- Material for the task
══════════════════════════════
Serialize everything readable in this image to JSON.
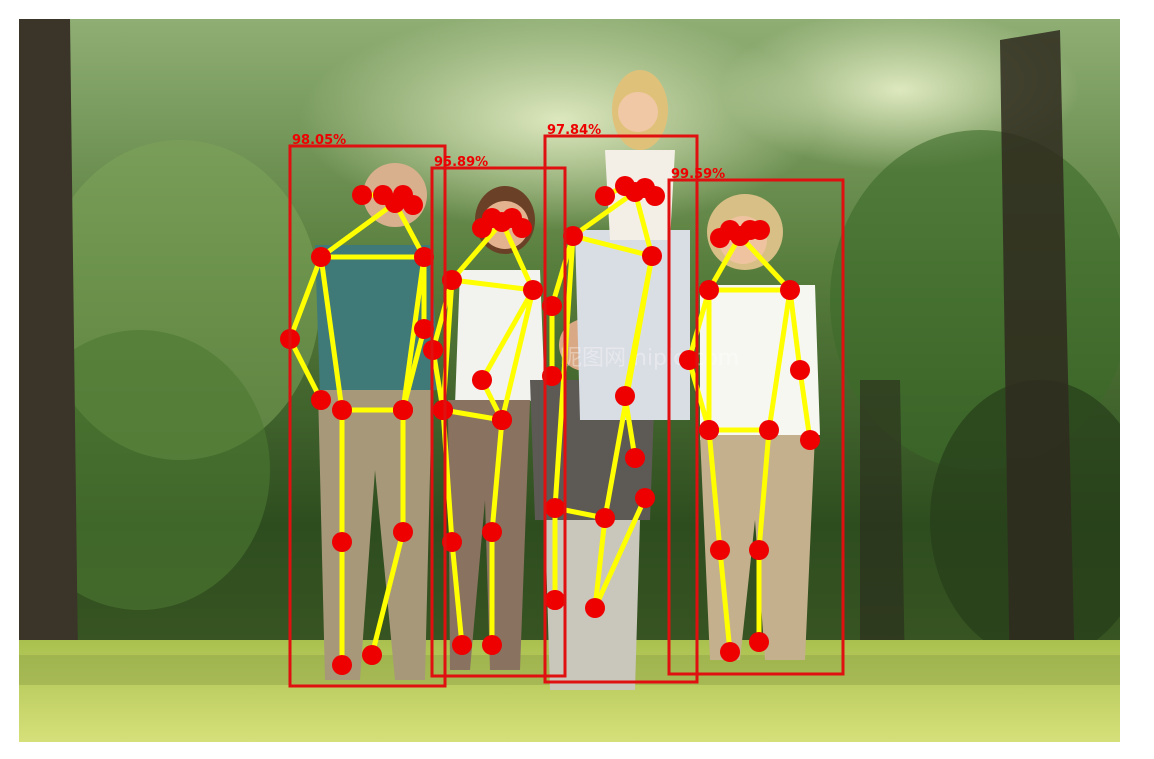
{
  "figure": {
    "kind": "pose-estimation-overlay",
    "colors": {
      "box": "#e01010",
      "skeleton": "#ffff00",
      "keypoint": "#ee0000",
      "label": "#ee0000"
    },
    "detections": [
      {
        "label": "98.05%"
      },
      {
        "label": "95.89%"
      },
      {
        "label": "97.84%"
      },
      {
        "label": "99.59%"
      }
    ],
    "watermark": "昵图网 nipic.com"
  }
}
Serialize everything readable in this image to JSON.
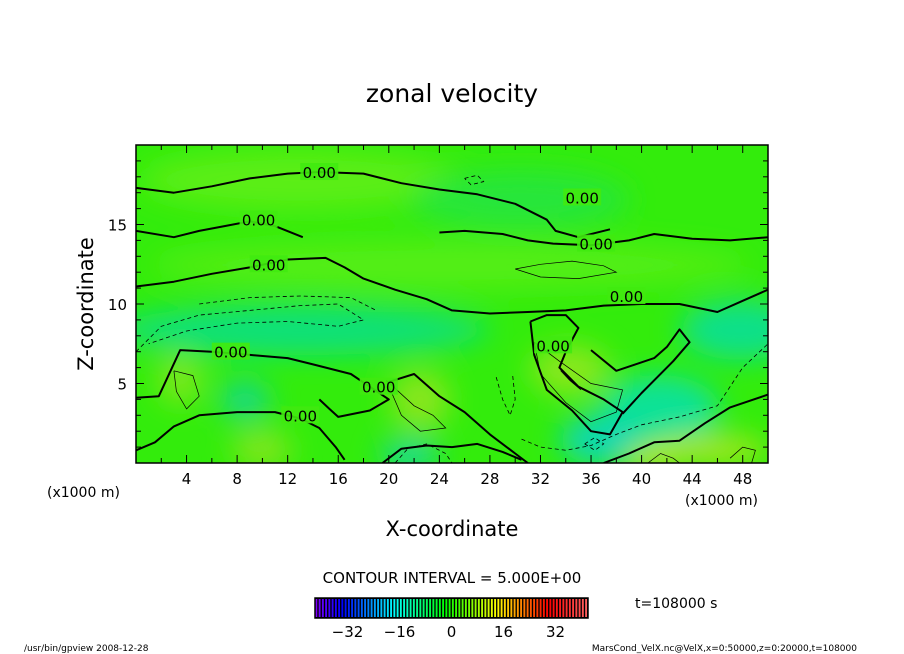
══════════════════════════════
Every record must be copied exactly, with the pictures left out.

Serialize everything readable in this image to JSON.
{
  "figure": {
    "kind": "pose-estimation-overlay",
    "colors": {
      "box": "#e01010",
      "skeleton": "#ffff00",
      "keypoint": "#ee0000",
      "label": "#ee0000"
    },
    "detections": [
      {
        "label": "98.05%"
      },
      {
        "label": "95.89%"
      },
      {
        "label": "97.84%"
      },
      {
        "label": "99.59%"
      }
    ],
    "watermark": "昵图网 nipic.com"
  }
}
Serialize everything readable in this image to JSON.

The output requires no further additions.